[Extracted records]
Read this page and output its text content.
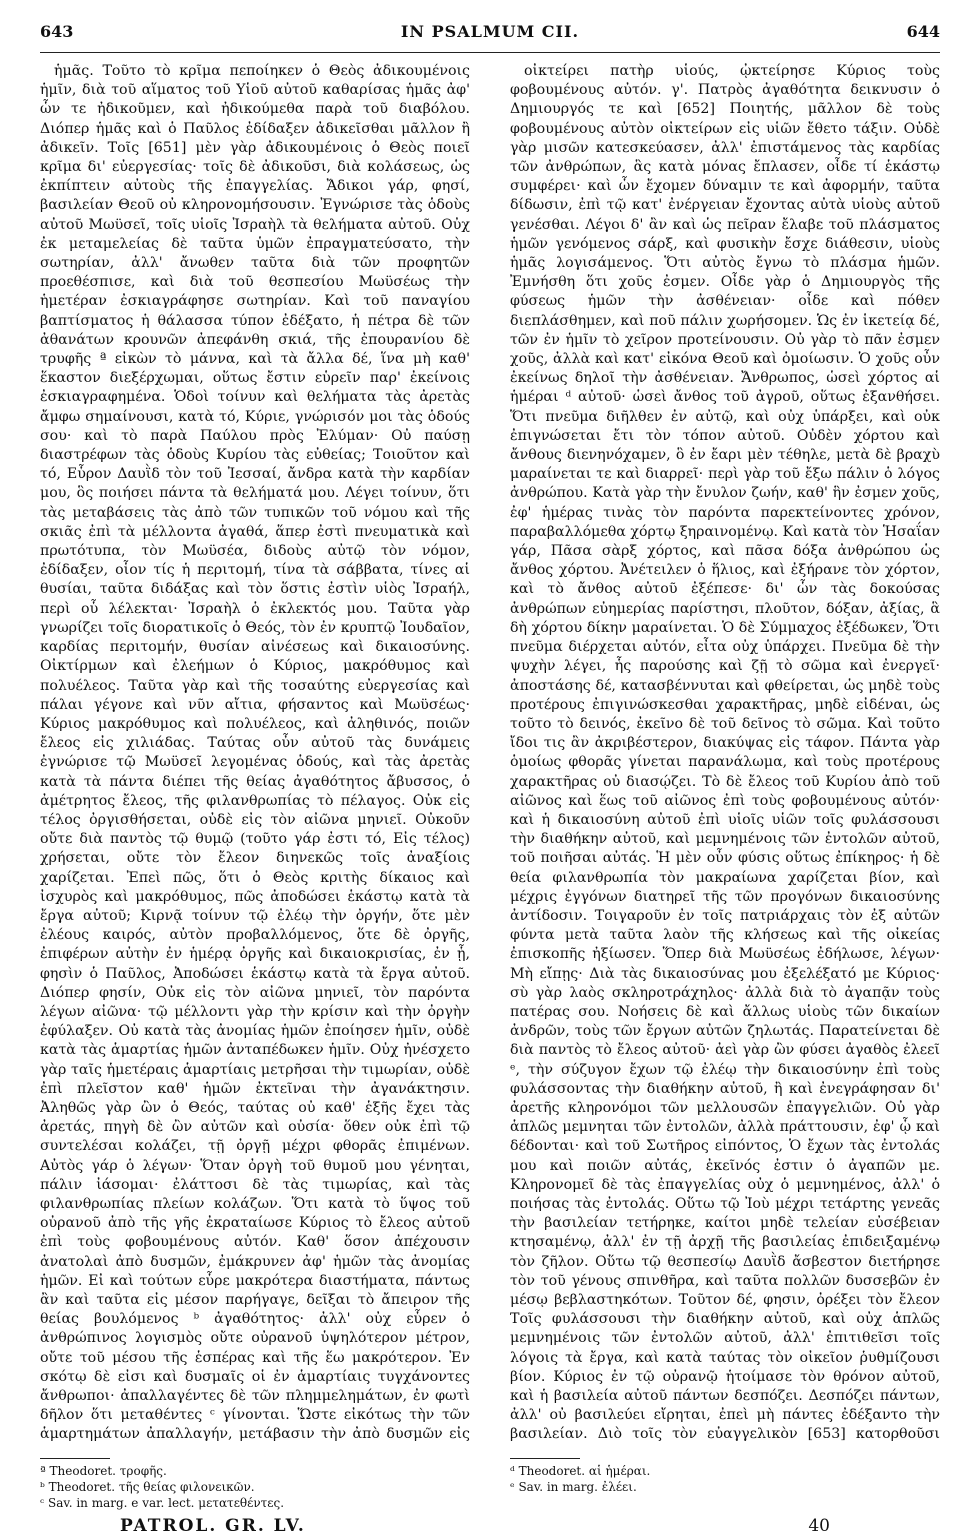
643	IN PSALMUM CII.	644

ἡμᾶς. Τοῦτο τὸ κρῖμα πεποίηκεν ὁ Θεὸς ἀδικουμένοις ἡμῖν, διὰ τοῦ αἵματος τοῦ Υἱοῦ αὐτοῦ καθαρίσας ἡμᾶς ἀφ' ὧν τε ἠδικοῦμεν, καὶ ἠδικούμεθα παρὰ τοῦ διαβόλου. Διόπερ ἡμᾶς καὶ ὁ Παῦλος ἐδίδαξεν ἀδικεῖσθαι μᾶλλον ἢ ἀδικεῖν. Τοῖς [651] μὲν γὰρ ἀδικουμένοις ὁ Θεὸς ποιεῖ κρῖμα δι' εὐεργεσίας· τοῖς δὲ ἀδικοῦσι, διὰ κολάσεως, ὡς ἐκπίπτειν αὐτοὺς τῆς ἐπαγγελίας. Ἄδικοι γάρ, φησί, βασιλείαν Θεοῦ οὐ κληρονομήσουσιν. Ἐγνώρισε τὰς ὁδοὺς αὐτοῦ Μωϋσεῖ, τοῖς υἱοῖς Ἰσραὴλ τὰ θελήματα αὐτοῦ. Οὐχ ἐκ μεταμελείας δὲ ταῦτα ὑμῶν ἐπραγματεύσατο, τὴν σωτηρίαν, ἀλλ' ἄνωθεν ταῦτα διὰ τῶν προφητῶν προεθέσπισε, καὶ διὰ τοῦ θεσπεσίου Μωϋσέως τὴν ἡμετέραν ἐσκιαγράφησε σωτηρίαν. Καὶ τοῦ παναγίου βαπτίσματος ἡ θάλασσα τύπον ἐδέξατο, ἡ πέτρα δὲ τῶν ἀθανάτων κρουνῶν ἀπεφάνθη σκιά, τῆς ἐπουρανίου δὲ τρυφῆς ª εἰκὼν τὸ μάννα, καὶ τὰ ἄλλα δέ, ἵνα μὴ καθ' ἕκαστον διεξέρχωμαι, οὕτως ἔστιν εὑρεῖν παρ' ἐκείνοις ἐσκιαγραφημένα. Ὁδοὶ τοίνυν καὶ θελήματα τὰς ἀρετὰς ἄμφω σημαίνουσι, κατὰ τό, Κύριε, γνώρισόν μοι τὰς ὁδούς σου· καὶ τὸ παρὰ Παύλου πρὸς Ἐλύμαν· Οὐ παύσῃ διαστρέφων τὰς ὁδοὺς Κυρίου τὰς εὐθείας; Τοιοῦτον καὶ τό, Εὗρον Δαυῒδ τὸν τοῦ Ἰεσσαί, ἄνδρα κατὰ τὴν καρδίαν μου, ὃς ποιήσει πάντα τὰ θελήματά μου. Λέγει τοίνυν, ὅτι τὰς μεταβάσεις τὰς ἀπὸ τῶν τυπικῶν τοῦ νόμου καὶ τῆς σκιᾶς ἐπὶ τὰ μέλλοντα ἀγαθά, ἅπερ ἐστὶ πνευματικὰ καὶ πρωτότυπα, τὸν Μωϋσέα, διδοὺς αὐτῷ τὸν νόμον, ἐδίδαξεν, οἷον τίς ἡ περιτομή, τίνα τὰ σάββατα, τίνες αἱ θυσίαι, ταῦτα διδάξας καὶ τὸν ὅστις ἐστὶν υἱὸς Ἰσραήλ, περὶ οὗ λέλεκται· Ἰσραὴλ ὁ ἐκλεκτός μου. Ταῦτα γὰρ γνωρίζει τοῖς διορατικοῖς ὁ Θεός, τὸν ἐν κρυπτῷ Ἰουδαῖον, καρδίας περιτομήν, θυσίαν αἰνέσεως καὶ δικαιοσύνης. Οἰκτίρμων καὶ ἐλεήμων ὁ Κύριος, μακρόθυμος καὶ πολυέλεος. Ταῦτα γὰρ καὶ τῆς τοσαύτης εὐεργεσίας καὶ πάλαι γέγονε καὶ νῦν αἴτια, φήσαντος καὶ Μωϋσέως· Κύριος μακρόθυμος καὶ πολυέλεος, καὶ ἀληθινός, ποιῶν ἔλεος εἰς χιλιάδας. Ταύτας οὖν αὐτοῦ τὰς δυνάμεις ἐγνώρισε τῷ Μωϋσεῖ λεγομένας ὁδούς, καὶ τὰς ἀρετὰς κατὰ τὰ πάντα διέπει τῆς θείας ἀγαθότητος ἄβυσσος, ὁ ἀμέτρητος ἔλεος, τῆς φιλανθρωπίας τὸ πέλαγος. Οὐκ εἰς τέλος ὀργισθήσεται, οὐδὲ εἰς τὸν αἰῶνα μηνιεῖ. Οὐκοῦν οὔτε διὰ παντὸς τῷ θυμῷ (τοῦτο γάρ ἐστι τό, Εἰς τέλος) χρήσεται, οὔτε τὸν ἔλεον διηνεκῶς τοῖς ἀναξίοις χαρίζεται. Ἐπεὶ πῶς, ὅτι ὁ Θεὸς κριτὴς δίκαιος καὶ ἰσχυρὸς καὶ μακρόθυμος, πῶς ἀποδώσει ἑκάστῳ κατὰ τὰ ἔργα αὐτοῦ; Κιρνᾷ τοίνυν τῷ ἐλέῳ τὴν ὀργήν, ὅτε μὲν ἐλέους καιρός, αὐτὸν προβαλλόμενος, ὅτε δὲ ὀργῆς, ἐπιφέρων αὐτὴν ἐν ἡμέρᾳ ὀργῆς καὶ δικαιοκρισίας, ἐν ᾗ, φησὶν ὁ Παῦλος, Ἀποδώσει ἑκάστῳ κατὰ τὰ ἔργα αὐτοῦ. Διόπερ φησίν, Οὐκ εἰς τὸν αἰῶνα μηνιεῖ, τὸν παρόντα λέγων αἰῶνα· τῷ μέλλοντι γὰρ τὴν κρίσιν καὶ τὴν ὀργὴν ἐφύλαξεν. Οὐ κατὰ τὰς ἀνομίας ἡμῶν ἐποίησεν ἡμῖν, οὐδὲ κατὰ τὰς ἁμαρτίας ἡμῶν ἀνταπέδωκεν ἡμῖν. Οὐχ ἠνέσχετο γὰρ ταῖς ἡμετέραις ἁμαρτίαις μετρῆσαι τὴν τιμωρίαν, οὐδὲ ἐπὶ πλεῖστον καθ' ἡμῶν ἐκτεῖναι τὴν ἀγανάκτησιν. Ἀληθῶς γὰρ ὢν ὁ Θεός, ταύτας οὐ καθ' ἑξῆς ἔχει τὰς ἀρετάς, πηγὴ δὲ ὢν αὐτῶν καὶ οὐσία· ὅθεν οὐκ ἐπὶ τῷ συντελέσαι κολάζει, τῇ ὀργῇ μέχρι φθορᾶς ἐπιμένων. Αὐτὸς γάρ ὁ λέγων· Ὅταν ὀργὴ τοῦ θυμοῦ μου γένηται, πάλιν ἰάσομαι· ἐλάττοσι δὲ τὰς τιμωρίας, καὶ τὰς φιλανθρωπίας πλείων κολάζων. Ὅτι κατὰ τὸ ὕψος τοῦ οὐρανοῦ ἀπὸ τῆς γῆς ἐκραταίωσε Κύριος τὸ ἔλεος αὐτοῦ ἐπὶ τοὺς φοβουμένους αὐτόν. Καθ' ὅσον ἀπέχουσιν ἀνατολαὶ ἀπὸ δυσμῶν, ἐμάκρυνεν ἀφ' ἡμῶν τὰς ἀνομίας ἡμῶν. Εἰ καὶ τούτων εὗρε μακρότερα διαστήματα, πάντως ἂν καὶ ταῦτα εἰς μέσον παρήγαγε, δεῖξαι τὸ ἄπειρον τῆς θείας βουλόμενος ᵇ ἀγαθότητος· ἀλλ' οὐχ εὗρεν ὁ ἀνθρώπινος λογισμὸς οὔτε οὐρανοῦ ὑψηλότερον μέτρον, οὔτε τοῦ μέσου τῆς ἑσπέρας καὶ τῆς ἕω μακρότερον. Ἐν σκότῳ δὲ εἰσι καὶ δυσμαῖς οἱ ἐν ἁμαρτίαις τυγχάνοντες ἄνθρωποι· ἀπαλλαγέντες δὲ τῶν πλημμελημάτων, ἐν φωτὶ δῆλον ὅτι μεταθέντες ᶜ γίνονται. Ὥστε εἰκότως τὴν τῶν ἁμαρτημάτων ἀπαλλαγήν, μετάβασιν τὴν ἀπὸ δυσμῶν εἰς

οἰκτείρει πατὴρ υἱούς, ᾠκτείρησε Κύριος τοὺς φοβουμένους αὐτόν. γ'. Πατρὸς ἀγαθότητα δεικνυσιν ὁ Δημιουργός τε καὶ [652] Ποιητής, μᾶλλον δὲ τοὺς φοβουμένους αὐτὸν οἰκτείρων εἰς υἱῶν ἔθετο τάξιν. Οὐδὲ γὰρ μισῶν κατεσκεύασεν, ἀλλ' ἐπιστάμενος τὰς καρδίας τῶν ἀνθρώπων, ἃς κατὰ μόνας ἔπλασεν, οἶδε τί ἑκάστῳ συμφέρει· καὶ ὧν ἔχομεν δύναμιν τε καὶ ἀφορμήν, ταῦτα δίδωσιν, ἐπὶ τῷ κατ' ἐνέργειαν ἔχοντας αὐτὰ υἱοὺς αὐτοῦ γενέσθαι. Λέγοι δ' ἂν καὶ ὡς πεῖραν ἔλαβε τοῦ πλάσματος ἡμῶν γενόμενος σάρξ, καὶ φυσικὴν ἔσχε διάθεσιν, υἱοὺς ἡμᾶς λογισάμενος. Ὅτι αὐτὸς ἔγνω τὸ πλάσμα ἡμῶν. Ἐμνήσθη ὅτι χοῦς ἐσμεν. Οἶδε γὰρ ὁ Δημιουργὸς τῆς φύσεως ἡμῶν τὴν ἀσθένειαν· οἶδε καὶ πόθεν διεπλάσθημεν, καὶ ποῦ πάλιν χωρήσομεν. Ὡς ἐν ἱκετείᾳ δέ, τῶν ἐν ἡμῖν τὸ χεῖρον προτείνουσιν. Οὐ γὰρ τὸ πᾶν ἐσμεν χοῦς, ἀλλὰ καὶ κατ' εἰκόνα Θεοῦ καὶ ὁμοίωσιν. Ὁ χοῦς οὖν ἐκείνως δηλοῖ τὴν ἀσθένειαν. Ἄνθρωπος, ὡσεὶ χόρτος αἱ ἡμέραι ᵈ αὐτοῦ· ὡσεὶ ἄνθος τοῦ ἀγροῦ, οὕτως ἐξανθήσει. Ὅτι πνεῦμα διῆλθεν ἐν αὐτῷ, καὶ οὐχ ὑπάρξει, καὶ οὐκ ἐπιγνώσεται ἔτι τὸν τόπον αὐτοῦ. Οὐδὲν χόρτου καὶ ἄνθους διενηνόχαμεν, ὃ ἐν ἔαρι μὲν τέθηλε, μετὰ δὲ βραχὺ μαραίνεται τε καὶ διαρρεῖ· περὶ γὰρ τοῦ ἔξω πάλιν ὁ λόγος ἀνθρώπου. Κατὰ γὰρ τὴν ἔνυλον ζωήν, καθ' ἣν ἐσμεν χοῦς, ἐφ' ἡμέρας τινὰς τὸν παρόντα παρεκτείνοντες χρόνον, παραβαλλόμεθα χόρτῳ ξηραινομένῳ. Καὶ κατὰ τὸν Ἡσαΐαν γάρ, Πᾶσα σὰρξ χόρτος, καὶ πᾶσα δόξα ἀνθρώπου ὡς ἄνθος χόρτου. Ἀνέτειλεν ὁ ἥλιος, καὶ ἐξήρανε τὸν χόρτον, καὶ τὸ ἄνθος αὐτοῦ ἐξέπεσε· δι' ὧν τὰς δοκούσας ἀνθρώπων εὐημερίας παρίστησι, πλοῦτον, δόξαν, ἀξίας, ἃ δὴ χόρτου δίκην μαραίνεται. Ὁ δὲ Σύμμαχος ἐξέδωκεν, Ὅτι πνεῦμα διέρχεται αὐτόν, εἶτα οὐχ ὑπάρχει. Πνεῦμα δὲ τὴν ψυχὴν λέγει, ἧς παρούσης καὶ ζῇ τὸ σῶμα καὶ ἐνεργεῖ· ἀποστάσης δέ, κατασβέννυται καὶ φθείρεται, ὡς μηδὲ τοὺς προτέρους ἐπιγινώσκεσθαι χαρακτῆρας, μηδὲ εἰδέναι, ὡς τοῦτο τὸ δεινός, ἐκεῖνο δὲ τοῦ δεῖνος τὸ σῶμα. Καὶ τοῦτο ἴδοι τις ἂν ἀκριβέστερον, διακύψας εἰς τάφον. Πάντα γὰρ ὁμοίως φθορᾶς γίνεται παρανάλωμα, καὶ τοὺς προτέρους χαρακτῆρας οὐ διασῴζει. Τὸ δὲ ἔλεος τοῦ Κυρίου ἀπὸ τοῦ αἰῶνος καὶ ἕως τοῦ αἰῶνος ἐπὶ τοὺς φοβουμένους αὐτόν· καὶ ἡ δικαιοσύνη αὐτοῦ ἐπὶ υἱοῖς υἱῶν τοῖς φυλάσσουσι τὴν διαθήκην αὐτοῦ, καὶ μεμνημένοις τῶν ἐντολῶν αὐτοῦ, τοῦ ποιῆσαι αὐτάς. Ἡ μὲν οὖν φύσις οὕτως ἐπίκηρος· ἡ δὲ θεία φιλανθρωπία τὸν μακραίωνα χαρίζεται βίον, καὶ μέχρις ἐγγόνων διατηρεῖ τῆς τῶν προγόνων δικαιοσύνης ἀντίδοσιν. Τοιγαροῦν ἐν τοῖς πατριάρχαις τὸν ἐξ αὐτῶν φύντα μετὰ ταῦτα λαὸν τῆς κλήσεως καὶ τῆς οἰκείας ἐπισκοπῆς ἠξίωσεν. Ὅπερ διὰ Μωϋσέως ἐδήλωσε, λέγων· Μὴ εἴπῃς· Διὰ τὰς δικαιοσύνας μου ἐξελέξατό με Κύριος· σὺ γὰρ λαὸς σκληροτράχηλος· ἀλλὰ διὰ τὸ ἀγαπᾷν τοὺς πατέρας σου. Νοήσεις δὲ καὶ ἄλλως υἱοὺς τῶν δικαίων ἀνδρῶν, τοὺς τῶν ἔργων αὐτῶν ζηλωτάς. Παρατείνεται δὲ διὰ παντὸς τὸ ἔλεος αὐτοῦ· ἀεὶ γὰρ ὢν φύσει ἀγαθὸς ἐλεεῖ ᵉ, τὴν σύζυγον ἔχων τῷ ἐλέῳ τὴν δικαιοσύνην ἐπὶ τοὺς φυλάσσοντας τὴν διαθήκην αὐτοῦ, ἢ καὶ ἐνεγράφησαν δι' ἀρετῆς κληρονόμοι τῶν μελλουσῶν ἐπαγγελιῶν. Οὐ γὰρ ἁπλῶς μεμνηται τῶν ἐντολῶν, ἀλλὰ πράττουσιν, ἐφ' ᾧ καὶ δέδονται· καὶ τοῦ Σωτῆρος εἰπόντος, Ὁ ἔχων τὰς ἐντολάς μου καὶ ποιῶν αὐτάς, ἐκεῖνός ἐστιν ὁ ἀγαπῶν με. Κληρονομεῖ δὲ τὰς ἐπαγγελίας οὐχ ὁ μεμνημένος, ἀλλ' ὁ ποιήσας τὰς ἐντολάς. Οὕτω τῷ Ἰοὺ μέχρι τετάρτης γενεᾶς τὴν βασιλείαν τετήρηκε, καίτοι μηδὲ τελείαν εὐσέβειαν κτησαμένῳ, ἀλλ' ἐν τῇ ἀρχῇ τῆς βασιλείας ἐπιδειξαμένῳ τὸν ζῆλον. Οὕτω τῷ θεσπεσίῳ Δαυῒδ ἄσβεστον διετήρησε τὸν τοῦ γένους σπινθῆρα, καὶ ταῦτα πολλῶν δυσσεβῶν ἐν μέσῳ βεβλαστηκότων. Τοῦτον δέ, φησιν, ὀρέξει τὸν ἔλεον Τοῖς φυλάσσουσι τὴν διαθήκην αὐτοῦ, καὶ οὐχ ἁπλῶς μεμνημένοις τῶν ἐντολῶν αὐτοῦ, ἀλλ' ἐπιτιθεῖσι τοῖς λόγοις τὰ ἔργα, καὶ κατὰ ταύτας τὸν οἰκεῖον ῥυθμίζουσι βίον. Κύριος ἐν τῷ οὐρανῷ ἡτοίμασε τὸν θρόνον αὐτοῦ, καὶ ἡ βασιλεία αὐτοῦ πάντων δεσπόζει. Δεσπόζει πάντων, ἀλλ' οὐ βασιλεύει εἴρηται, ἐπεὶ μὴ πάντες ἐδέξαντο τὴν βασιλείαν. Διὸ τοῖς τὸν εὐαγγελικὸν [653] κατορθοῦσι

ª Theodoret. τροφῆς.
ᵇ Theodoret. τῆς θείας φιλονεικῶν.
ᶜ Sav. in marg. e var. lect. μετατεθέντες.
ᵈ Theodoret. αἱ ἡμέραι.
ᵉ Sav. in marg. ἐλέει.
PATROL. GR. LV.	40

• _Requirements_
Looking at the records above, work out how many lines include the string "Theodoret". Give the number and nothing else.

• _Finished exercise_
3